═════ ФРАГМЕНТ ДОКУМЕНТА ═════

Существует группа художественно-речевых явлений, которая уже давно привлекает к себе внимание и литературоведов и лингвистов. По своей природе явления эти выходят за пределы лингвистики, то есть являются металингвистическими. Эти явления — стилизация, пародия, сказ и диалог (композиционно выраженный, распадающийся на реплики).
Всем этим явлениям, несмотря на существенные различия между ними, присуща одна общая черта: слово здесь имеет двоякое направление — и на предмет речи как обычное слово и на другое слово, на чужую речь. Если мы не знаем о существовании этого второго контекста чужой речи и начнём воспринимать стилизацию или пародию так, как воспринимается обычная — направленная только на свой предмет — речь, то мы не поймём этих явлений по существу: стилизация будет воспринята нами как стиль, пародия — просто как плохое произведение.
Менее очевидна эта двоякая направленность слова в сказе и в диалоге (в пределах одной реплики). Сказ действительно может иметь иногда лишь одно направление — предметное. Также и реплика диалога может стремиться к прямой и непосредственной предметной значимости. Но в большинстве случаев и сказ и реплика ориентированы на чужую речь: сказ — стилизуя её, реплика — учитывая её, отвечая ей, предвосхищая её.
Указанные явления имеют глубокое принципиальное значение. Они требуют совершенно нового подхода к речи, не укладывающегося в пределы обычного стилистического и лингвистического рассмотрения. Ведь обычный подход берёт слово в пределах одного монологического контекста. Причём слово определяется в отношении к своему предмету (например, учение о тропах) или в отношении к другим словам того же контекста, той же речи (стилистика в узком смысле). Лексикология знает, правда, несколько иное отношение к слову. Лексический оттенок слова, например архаизм или провинциализм, указывает на какой-то другой контекст, в котором нормально функционирует данное слово (древняя письменность, провинциальная речь), но этот другой контекст — языковой, а не речевой (в точном смысле), это не чужое высказывание, а безличный и не организованный в конкретное высказывание материал языка. Если же лексический оттенок хотя бы до некоторой степени индивидуализирован, то есть указывает на какое-нибудь определённое чужое высказывание, из которого данное слово заимствуется или в духе которого оно строится, то перед нами уже или стилизация, или пародия, или аналогичное явление. Таким образом, и лексикология, в сущности, остаётся в пределах одного монологического контекста и знает лишь прямую непосредственную направленность слова на предмет без учёта чужого слова, второго контекста.

═════ ЛИСТИНГ ═════

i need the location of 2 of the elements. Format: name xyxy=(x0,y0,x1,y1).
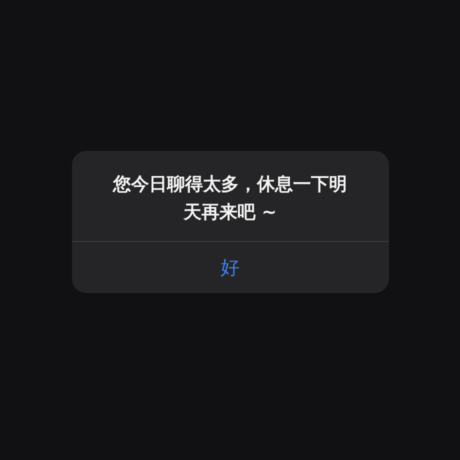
ok-button[interactable]: 好 xyxy=(72,241,388,293)
alert-message: 您今日聊得太多，休息一下明天再来吧 ~ xyxy=(112,173,348,225)
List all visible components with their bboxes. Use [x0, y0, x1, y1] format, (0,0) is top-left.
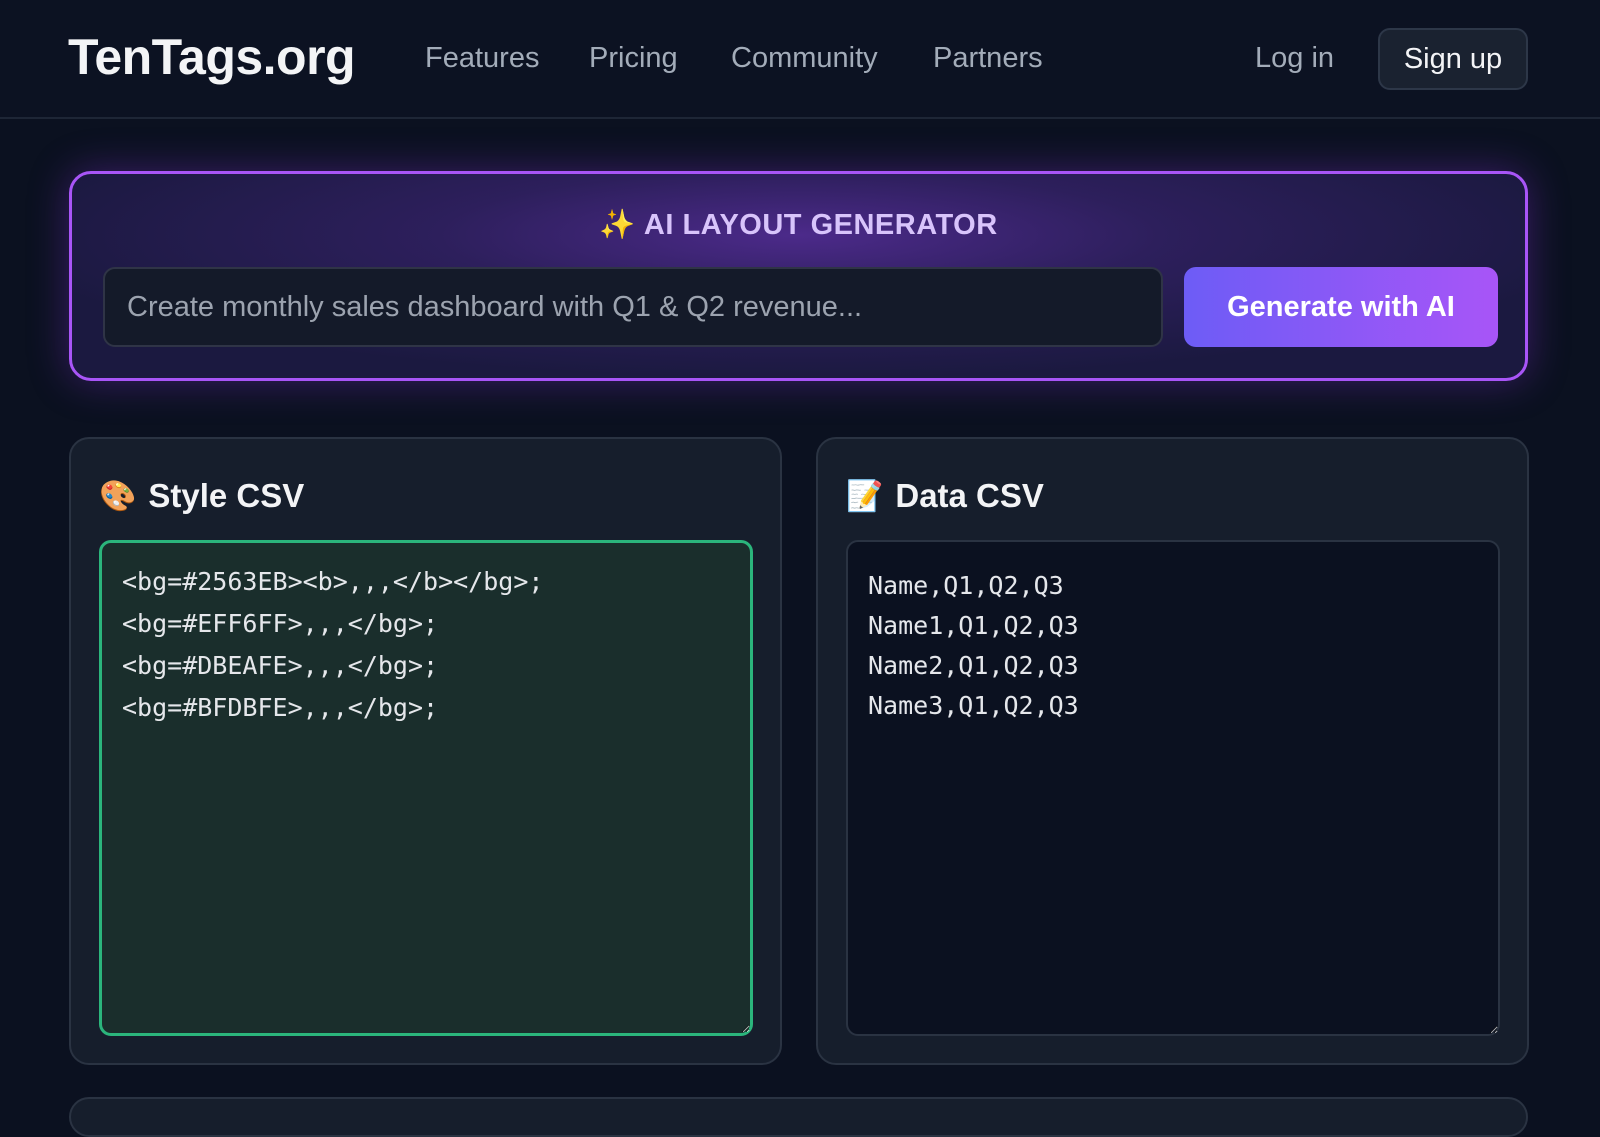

═════

▸ ЗАДАНИЕ
Перечислите, пожалуйста, художественно-речевые явления, которые фрагмент документа называет металингвистическими.

▸ ОТВЕТ
Стилизация, пародия, сказ, диалог.